▶ [PROBLEM TO SOLVE] What is the number of lines containing the word "Contact"? Give that number alone.

Start DATASET EXCERPTS

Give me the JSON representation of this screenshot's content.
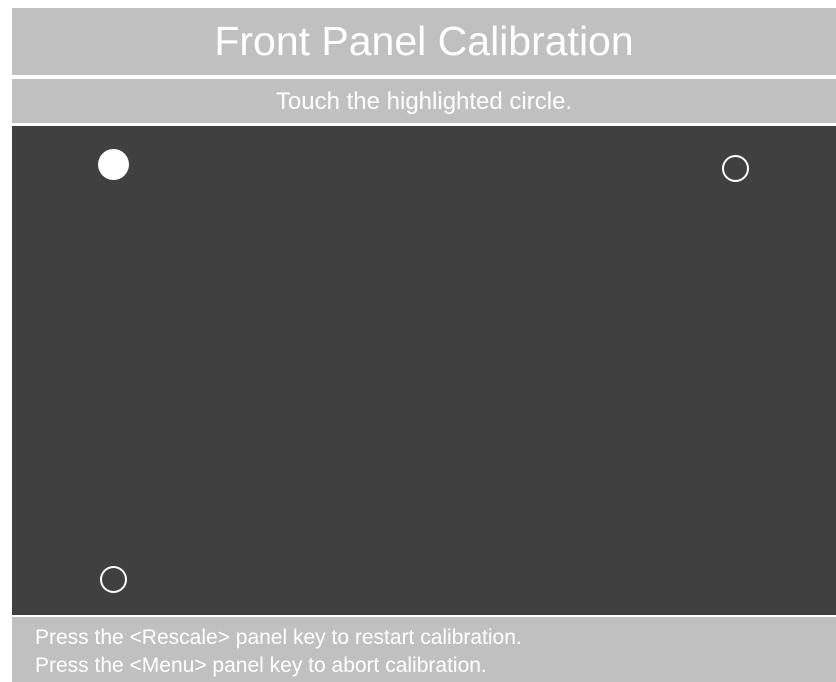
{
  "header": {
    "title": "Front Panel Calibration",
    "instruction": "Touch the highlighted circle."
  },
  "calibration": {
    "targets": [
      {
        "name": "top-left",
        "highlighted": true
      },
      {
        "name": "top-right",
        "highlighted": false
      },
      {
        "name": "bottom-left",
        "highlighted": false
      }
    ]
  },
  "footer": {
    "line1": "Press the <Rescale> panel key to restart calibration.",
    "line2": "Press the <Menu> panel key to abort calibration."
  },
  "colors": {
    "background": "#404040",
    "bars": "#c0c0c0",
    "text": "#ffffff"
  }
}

End DATASET EXCERPTS
Start DATASET EXCERPTS

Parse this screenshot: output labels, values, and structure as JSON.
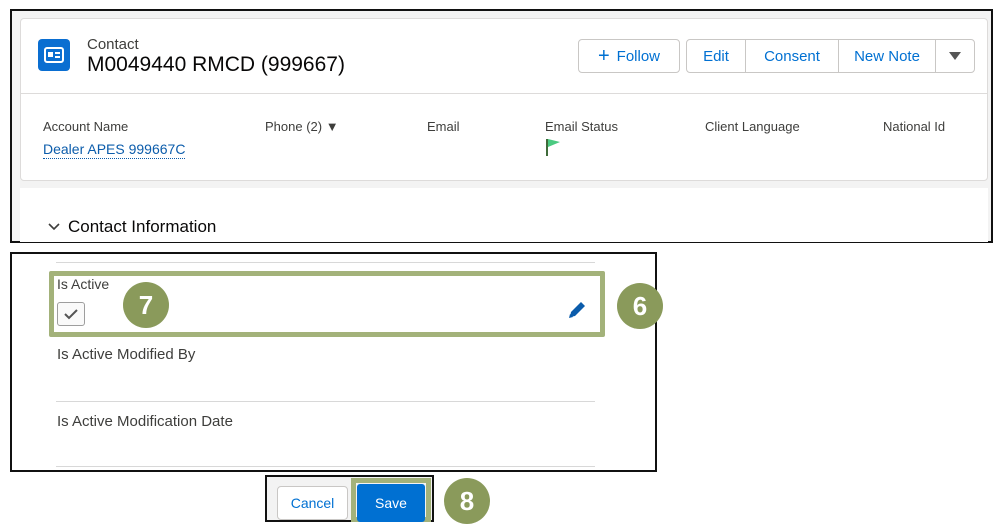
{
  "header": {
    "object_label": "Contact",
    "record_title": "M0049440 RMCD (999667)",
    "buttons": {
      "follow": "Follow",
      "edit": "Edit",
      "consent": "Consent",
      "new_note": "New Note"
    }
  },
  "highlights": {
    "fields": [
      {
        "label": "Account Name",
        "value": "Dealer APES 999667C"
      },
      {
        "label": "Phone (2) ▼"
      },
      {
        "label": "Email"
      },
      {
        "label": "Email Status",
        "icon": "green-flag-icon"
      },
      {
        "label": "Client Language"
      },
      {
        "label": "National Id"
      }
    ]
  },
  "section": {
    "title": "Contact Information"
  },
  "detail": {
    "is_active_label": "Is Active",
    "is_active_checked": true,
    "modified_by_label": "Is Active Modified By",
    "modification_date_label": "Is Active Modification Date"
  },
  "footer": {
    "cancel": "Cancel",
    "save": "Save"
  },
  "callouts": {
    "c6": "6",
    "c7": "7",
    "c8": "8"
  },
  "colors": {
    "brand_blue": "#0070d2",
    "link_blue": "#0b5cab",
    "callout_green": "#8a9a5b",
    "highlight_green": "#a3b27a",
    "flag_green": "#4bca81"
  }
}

End DATASET EXCERPTS

▶ [ANSWER TO THIS EXERCISE] 2